• _Text to read_:
····················
Therefore, the magnitude of the following vectors are,

$\left| {\overrightarrow {\text{a}} } \right|{\text{ = }}\sqrt {{{\left( {\text{1}} \right)}^{\text{2}}}{\text{ + }}{{\left( {\text{2}} \right)}^{\text{2}}}{\text{ + }}{{\left( {\text{3}} \right)}^{\text{2}}}} {\text{ = }}\,\sqrt {{\text{1 + 4 + 9}}} {\text{ = }}\sqrt {{\text{14}}}$

Now, for $\overrightarrow b$,

$\left| {\overrightarrow {\text{b}} } \right|{\text{ = }}\sqrt {{{\left( {\text{2}} \right)}^{\text{2}}}{\text{ + }}{{\left( {{\text{ - 1}}} \right)}^{\text{2}}}{\text{ + }}{{\left( {{\text{ - 3}}} \right)}^{\text{2}}}} \,{\text{ = }}\sqrt {{\text{4 + 1 + 9}}} {\text{ = }}\sqrt {{\text{14}}}$

Both, vectors have got an equal magnitude that is $\sqrt {14}$ units but are completely different and not equal vectors since they are going in different directions.

3. Write two different vectors having the same direction.

Ans: Let us assume the two vectors as,

$\overrightarrow p {\text{ = }}\widehat {\text{i}}\,{\text{ + }}\widehat {\text{j}}\,{\text{ + }}\widehat {\text{k}}\,$and $\overrightarrow q = 2\widehat i\, + 2\widehat j\, + 2\widehat k\,$

The direction cosines of the two vectors can be calculated as,

In case of $\overrightarrow {\text{p}}$,

$l = \frac{1}{{\sqrt {{{\left( 1 \right)}^2} + {{\left( 1 \right)}^2} + {{\left( 1 \right)}^2}} }} = \frac{1}{{\sqrt 3 }}$

$m = \frac{1}{{\sqrt {{{\left( 1 \right)}^2} + {{\left( 1 \right)}^2} + {{\left( 1 \right)}^2}} }} = \frac{1}{{\sqrt 3 }}$

$n = \frac{1}{{\sqrt {{{\left( 1 \right)}^2} + {{\left( 1 \right)}^2} + {{\left( 1 \right)}^2}} }} = \frac{1}{{\sqrt 3 }}$

Now, for $\overrightarrow {\text{q}}$,

$l = \frac{2}{{\sqrt {{{\left( 2 \right)}^2} + {{\left( 2 \right)}^2} + {{\left( 2 \right)}^2}} }} = \frac{2}{{2\sqrt 3 }} = \frac{1}{{\sqrt 3 }}$

$m = \frac{2}{{\sqrt {{{\left( 2 \right)}^2} + {{\left( 2 \right)}^2} + {{\left( 2 \right)}^2}} }} = \frac{2}{{2\sqrt 3 }} = \frac{1}{{\sqrt 3 }}$

$n = \frac{2}{{\sqrt {{{\left( 2 \right)}^2} + {{\left( 2 \right)}^2} + {{\left( 2 \right)}^2}} }} = \frac{2}{{2\sqrt 3 }} = \frac{1}{{\sqrt 3 }}$

It can be clearly observed that the direction cosines obtained in case of both the vectors that is, $\overrightarrow p$ and $\overrightarrow {\text{q}}$ are same and therefore they have got the same direction but different vectors.
····················
[Records from a data source]

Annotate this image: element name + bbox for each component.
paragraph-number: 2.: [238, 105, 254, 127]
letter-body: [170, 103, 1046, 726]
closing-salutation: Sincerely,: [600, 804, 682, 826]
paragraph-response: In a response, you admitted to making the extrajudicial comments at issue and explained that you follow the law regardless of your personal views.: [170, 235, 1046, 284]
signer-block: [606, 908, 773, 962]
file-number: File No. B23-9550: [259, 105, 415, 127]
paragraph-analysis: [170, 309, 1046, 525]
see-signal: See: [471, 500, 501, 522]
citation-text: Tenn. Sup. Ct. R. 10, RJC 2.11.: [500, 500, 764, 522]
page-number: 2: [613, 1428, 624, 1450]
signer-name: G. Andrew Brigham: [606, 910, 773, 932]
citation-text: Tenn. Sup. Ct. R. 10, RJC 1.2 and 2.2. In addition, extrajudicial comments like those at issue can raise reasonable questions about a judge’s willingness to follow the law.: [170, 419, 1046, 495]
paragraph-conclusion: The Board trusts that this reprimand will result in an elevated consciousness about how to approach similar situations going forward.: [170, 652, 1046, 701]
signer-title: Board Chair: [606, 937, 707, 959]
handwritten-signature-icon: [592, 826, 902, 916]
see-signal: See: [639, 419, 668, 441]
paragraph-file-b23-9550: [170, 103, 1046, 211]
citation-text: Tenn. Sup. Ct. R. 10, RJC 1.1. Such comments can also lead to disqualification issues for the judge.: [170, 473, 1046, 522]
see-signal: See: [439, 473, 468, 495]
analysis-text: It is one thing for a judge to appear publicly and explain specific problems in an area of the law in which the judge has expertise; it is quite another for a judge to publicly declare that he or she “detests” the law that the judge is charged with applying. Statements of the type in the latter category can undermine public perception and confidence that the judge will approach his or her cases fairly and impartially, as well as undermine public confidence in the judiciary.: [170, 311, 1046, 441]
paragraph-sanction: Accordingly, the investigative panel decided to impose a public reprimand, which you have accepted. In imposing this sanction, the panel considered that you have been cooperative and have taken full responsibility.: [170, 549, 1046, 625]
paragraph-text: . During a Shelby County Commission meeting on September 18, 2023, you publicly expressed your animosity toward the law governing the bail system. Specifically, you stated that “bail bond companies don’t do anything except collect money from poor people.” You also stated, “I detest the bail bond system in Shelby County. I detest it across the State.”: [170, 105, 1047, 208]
····················
• _Short problem_: In the vector text, what magnitude do vectors a and b share?

• _The answer_: Both have a magnitude of √14 units.